§ Supplied passage
This lets us work with the idea that this only applies for “direct installs” without even trying to define them.
For example, should the default extra be included when poetry add $pkg is used? We’d leave that decision up to poetry.
Please, no. Allowing such a divergence between tools would be terrible for users, especially for those who aren’t packaging experts. I can’t imagine the confusion users would face if simply changing their installer became a breaking change, forcing me to put separate instructions in my README for multiple popular installers.
I’m currently a strong +1 on the PEP as is but I would be against the PEP if it allowed installers to significantly diverge on what $tool (add|install) pkg does.
To be clear, poetry add isn’t an installation command. poetry add adds a dependency to your current project.
So that’s not installation at all. The current PEP doesn’t say what it should do, which is good. It should not make decisions unnecessarily for tools. This kind of decision making is Poetry’s prerogative.
In fact, this is part of why I’m preeeeeettty uncomfortable with how much we’re talking about pip and pip freeze. pip maintainers get to decide what pip freeze does – the PEP’s commentary should be limited to “we’ve thought about this and confirmed that there is at least one sensible option here” and at most “here’s a recommendation for pip and similar tools”.
I agree that what pip freeze does should be for pip to decide. But that’s not the same as leaving tools to decide what “install foo” means (whether that’s spelled pip install foo, or uv pip install foo, or something else).
I don’t actually think that the concept of “directly installing” a package is hard to define. I just think that it’s something the PEP needs to do, if we want to take this approach. What’s likely to be the hard part is going through all of the possible ways in which a direct install could be requested, and deciding if we really do want the same behaviour for all of them. In particular, requirement files (which pip would view as a “direct install”) are a very general mechanism, used in many different ways - is starting to install default extras the right choice for all of those use cases? I certainly don’t know.
How would my example command, poetry add fall into this? It’s not doing installation at all. Would such behaviors be specified as well?
Installation is only a (highly significant!) part of how users interact with package names.
If we specify what happens when you install, we’re still letting workflow tools make all kinds of decisions – and they can align their behaviors more or less closely with installation as they prefer.
So, would we only be describing behavior for a “pure installer” like pip and uv-pip?
I agree 100%. For me, what’s important is to accept that the PEP needs work. I don’t think it’s about accept/reject, so much as “the PEP isn’t ready yet, we need to continue working on it and improving it”. I do want to remain open to the possibility that some other option might end up being the right solution, though. We mustn’t fall into the mindset of “we need to make default extras work because they are the only option on the table”. What matters is getting the best solution, no matter what form it takes.

§ Listed records
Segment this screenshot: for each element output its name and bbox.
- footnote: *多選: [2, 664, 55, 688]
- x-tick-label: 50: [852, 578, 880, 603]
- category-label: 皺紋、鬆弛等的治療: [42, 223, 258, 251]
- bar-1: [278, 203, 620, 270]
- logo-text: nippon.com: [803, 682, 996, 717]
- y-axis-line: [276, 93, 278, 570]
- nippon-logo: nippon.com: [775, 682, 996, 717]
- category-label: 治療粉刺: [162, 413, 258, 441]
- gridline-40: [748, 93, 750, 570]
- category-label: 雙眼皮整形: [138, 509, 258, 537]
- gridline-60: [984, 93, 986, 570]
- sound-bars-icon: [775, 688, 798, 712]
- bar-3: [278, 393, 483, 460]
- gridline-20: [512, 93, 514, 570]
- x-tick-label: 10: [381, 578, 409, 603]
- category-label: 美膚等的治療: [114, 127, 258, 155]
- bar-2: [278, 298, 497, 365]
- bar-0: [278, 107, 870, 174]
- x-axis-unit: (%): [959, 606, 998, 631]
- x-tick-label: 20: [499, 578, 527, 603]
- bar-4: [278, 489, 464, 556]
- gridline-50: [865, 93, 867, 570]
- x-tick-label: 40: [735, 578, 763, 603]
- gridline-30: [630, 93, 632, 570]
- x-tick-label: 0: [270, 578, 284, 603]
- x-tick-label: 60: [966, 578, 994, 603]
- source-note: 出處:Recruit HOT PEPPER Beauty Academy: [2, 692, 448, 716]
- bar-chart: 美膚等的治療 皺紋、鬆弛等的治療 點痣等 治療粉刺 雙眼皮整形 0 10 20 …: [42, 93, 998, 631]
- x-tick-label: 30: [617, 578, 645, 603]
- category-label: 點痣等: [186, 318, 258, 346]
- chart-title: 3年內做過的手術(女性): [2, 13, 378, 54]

§ Requirements
In the discussion thread about default extras, what is said that poetry add does instead of installing?

§ Exercise solution
It adds a dependency to your current project.